◆ Document segment
Tooling
Documentation is authored, built and published using:
reStructuredText (RST) content stored in GitHub repositories.
Sphinx documentation generator.
Read the Docs Sphinx Theme for styling.
MathJax to render LaTeX equations.
Node.js to provide a local webserver and live-reload during editing.
Cloudflare for building and hosting HTML.
When changes are pushed to a git repository this triggers the Cloudflare build pipeline and the resulting HTML is hosted via their CDN. However, before this is done the site should be generated locally, so as to verify formatting and avoid continually pushing, having to wait for the site to build and risking errors going live. Only when the local build looks good do we commit and push.
RST content is located alongside project materials — e.g. software sources and PCB design databases — in the same git repository. This has a number of benefits:
The same workflow with branching and pull requests etc. can be used to manage contributions.
Sphinx can auto-document Python code and via plugins, other programming languages that are supported by Doxygen.
Project materials + documentation are managed and tagged together.
Note
At the present time documentation for Altium PCB projects is kept on a dedicated docs branch. This is so that large binary PCB files do not have to be cloned when simply editing or building the documentation. This may change in future if we move to using LFS to store the Altium files.
Projects such as this one (Community Handbook) that are documentation-only, will have only the Sphinx config and content in their repo.
The same tooling can be used to generate PDF and eBook versions of the documentation and this just requires extra build dependencies to be installed.
Note
HTML LaTeX support is currently provided via the sphinx.ext.mathjax and
sphinx-mathjax-offline Sphinx plugins, which render equations client-side
in the browser. This means that if PDF or ePub files are generated any LaTeX equations will be printed literal and not rendered within these.
Note
PDF and eBook styling has not been configured yet and and the CI build pipelines have not been set up to generate these formats.
Setup
Basic
The following basic setup steps should be completed regardless of whether you want to build HTML, PDF, eBook documentation or all three.

(Dataset items)
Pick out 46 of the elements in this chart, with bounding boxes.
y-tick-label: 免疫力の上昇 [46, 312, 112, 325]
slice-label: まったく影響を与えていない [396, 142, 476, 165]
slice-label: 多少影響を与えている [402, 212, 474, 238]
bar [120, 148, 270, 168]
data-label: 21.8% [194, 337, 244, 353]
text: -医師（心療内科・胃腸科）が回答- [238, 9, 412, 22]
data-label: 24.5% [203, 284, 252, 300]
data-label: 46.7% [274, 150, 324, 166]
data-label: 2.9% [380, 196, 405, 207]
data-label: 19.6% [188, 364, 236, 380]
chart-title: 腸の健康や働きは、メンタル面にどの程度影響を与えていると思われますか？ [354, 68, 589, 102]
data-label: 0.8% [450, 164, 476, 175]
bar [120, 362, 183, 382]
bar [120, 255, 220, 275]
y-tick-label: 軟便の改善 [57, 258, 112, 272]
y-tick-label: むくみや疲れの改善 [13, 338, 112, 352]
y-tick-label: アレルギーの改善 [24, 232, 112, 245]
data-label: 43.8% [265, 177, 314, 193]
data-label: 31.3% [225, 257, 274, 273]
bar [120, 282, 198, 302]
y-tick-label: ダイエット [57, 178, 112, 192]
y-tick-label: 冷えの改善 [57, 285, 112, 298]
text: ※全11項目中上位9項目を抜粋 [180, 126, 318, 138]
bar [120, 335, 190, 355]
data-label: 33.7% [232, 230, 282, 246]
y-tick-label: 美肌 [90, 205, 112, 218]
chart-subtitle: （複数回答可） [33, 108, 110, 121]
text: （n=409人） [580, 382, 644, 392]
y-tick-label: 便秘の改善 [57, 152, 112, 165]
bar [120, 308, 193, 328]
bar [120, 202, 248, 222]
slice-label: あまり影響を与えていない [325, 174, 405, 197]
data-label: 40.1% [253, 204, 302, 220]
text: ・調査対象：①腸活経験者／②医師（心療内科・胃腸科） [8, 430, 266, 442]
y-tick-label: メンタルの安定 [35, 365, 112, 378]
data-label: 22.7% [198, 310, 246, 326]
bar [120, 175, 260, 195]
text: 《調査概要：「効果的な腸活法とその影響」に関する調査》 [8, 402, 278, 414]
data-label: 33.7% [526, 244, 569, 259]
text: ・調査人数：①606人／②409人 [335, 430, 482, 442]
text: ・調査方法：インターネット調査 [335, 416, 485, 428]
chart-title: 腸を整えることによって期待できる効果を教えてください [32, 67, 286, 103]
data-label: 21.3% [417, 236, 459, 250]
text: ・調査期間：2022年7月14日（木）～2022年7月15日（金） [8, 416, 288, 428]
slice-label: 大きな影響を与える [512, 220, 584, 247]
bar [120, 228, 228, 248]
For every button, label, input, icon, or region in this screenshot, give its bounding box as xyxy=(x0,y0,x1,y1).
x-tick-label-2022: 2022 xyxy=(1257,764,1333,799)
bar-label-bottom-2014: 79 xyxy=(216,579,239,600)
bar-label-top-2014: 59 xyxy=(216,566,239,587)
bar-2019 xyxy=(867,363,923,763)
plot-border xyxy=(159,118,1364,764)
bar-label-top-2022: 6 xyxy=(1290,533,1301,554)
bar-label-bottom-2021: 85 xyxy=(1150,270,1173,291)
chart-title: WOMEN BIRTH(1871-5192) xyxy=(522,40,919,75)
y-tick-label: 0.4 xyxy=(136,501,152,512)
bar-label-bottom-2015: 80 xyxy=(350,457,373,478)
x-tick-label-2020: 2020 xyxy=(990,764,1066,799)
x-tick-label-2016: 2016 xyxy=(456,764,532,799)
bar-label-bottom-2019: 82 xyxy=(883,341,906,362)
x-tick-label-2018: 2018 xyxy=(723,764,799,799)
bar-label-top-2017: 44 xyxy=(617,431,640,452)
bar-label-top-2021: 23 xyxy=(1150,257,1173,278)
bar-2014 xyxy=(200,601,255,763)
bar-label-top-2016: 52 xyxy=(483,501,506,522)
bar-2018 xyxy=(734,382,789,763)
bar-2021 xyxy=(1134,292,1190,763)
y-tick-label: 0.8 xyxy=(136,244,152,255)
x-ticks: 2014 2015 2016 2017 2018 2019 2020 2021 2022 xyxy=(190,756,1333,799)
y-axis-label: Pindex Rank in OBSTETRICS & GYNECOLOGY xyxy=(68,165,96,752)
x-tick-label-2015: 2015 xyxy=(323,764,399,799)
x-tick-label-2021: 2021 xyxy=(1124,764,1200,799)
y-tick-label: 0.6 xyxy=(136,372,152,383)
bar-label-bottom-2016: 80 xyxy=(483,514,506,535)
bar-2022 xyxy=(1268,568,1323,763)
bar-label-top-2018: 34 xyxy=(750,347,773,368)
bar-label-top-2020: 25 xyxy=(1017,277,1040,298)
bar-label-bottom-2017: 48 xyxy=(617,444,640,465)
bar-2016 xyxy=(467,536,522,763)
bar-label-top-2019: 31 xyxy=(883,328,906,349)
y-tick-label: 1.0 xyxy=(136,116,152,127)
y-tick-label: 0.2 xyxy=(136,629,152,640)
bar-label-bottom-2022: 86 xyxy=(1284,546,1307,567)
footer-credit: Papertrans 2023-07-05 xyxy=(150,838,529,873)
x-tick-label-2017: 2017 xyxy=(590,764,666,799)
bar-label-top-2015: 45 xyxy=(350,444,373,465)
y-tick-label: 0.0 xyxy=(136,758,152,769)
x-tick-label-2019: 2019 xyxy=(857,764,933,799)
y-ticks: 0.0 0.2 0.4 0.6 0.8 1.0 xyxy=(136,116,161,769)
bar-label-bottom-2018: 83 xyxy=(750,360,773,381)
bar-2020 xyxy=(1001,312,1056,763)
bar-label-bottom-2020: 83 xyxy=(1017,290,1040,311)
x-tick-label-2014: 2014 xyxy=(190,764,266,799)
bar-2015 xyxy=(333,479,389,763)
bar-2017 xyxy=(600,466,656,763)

◆ What the task asks
Transcribe everything in the documentation tooling page from "Cloudflare for building" down to "and tagged together.".

◆ Output of the exercise
Cloudflare for building and hosting HTML.
When changes are pushed to a git repository this triggers the Cloudflare build pipeline and the resulting HTML is hosted via their CDN. However, before this is done the site should be generated locally, so as to verify formatting and avoid continually pushing, having to wait for the site to build and risking errors going live. Only when the local build looks good do we commit and push.
RST content is located alongside project materials — e.g. software sources and PCB design databases — in the same git repository. This has a number of benefits:
The same workflow with branching and pull requests etc. can be used to manage contributions.
Sphinx can auto-document Python code and via plugins, other programming languages that are supported by Doxygen.
Project materials + documentation are managed and tagged together.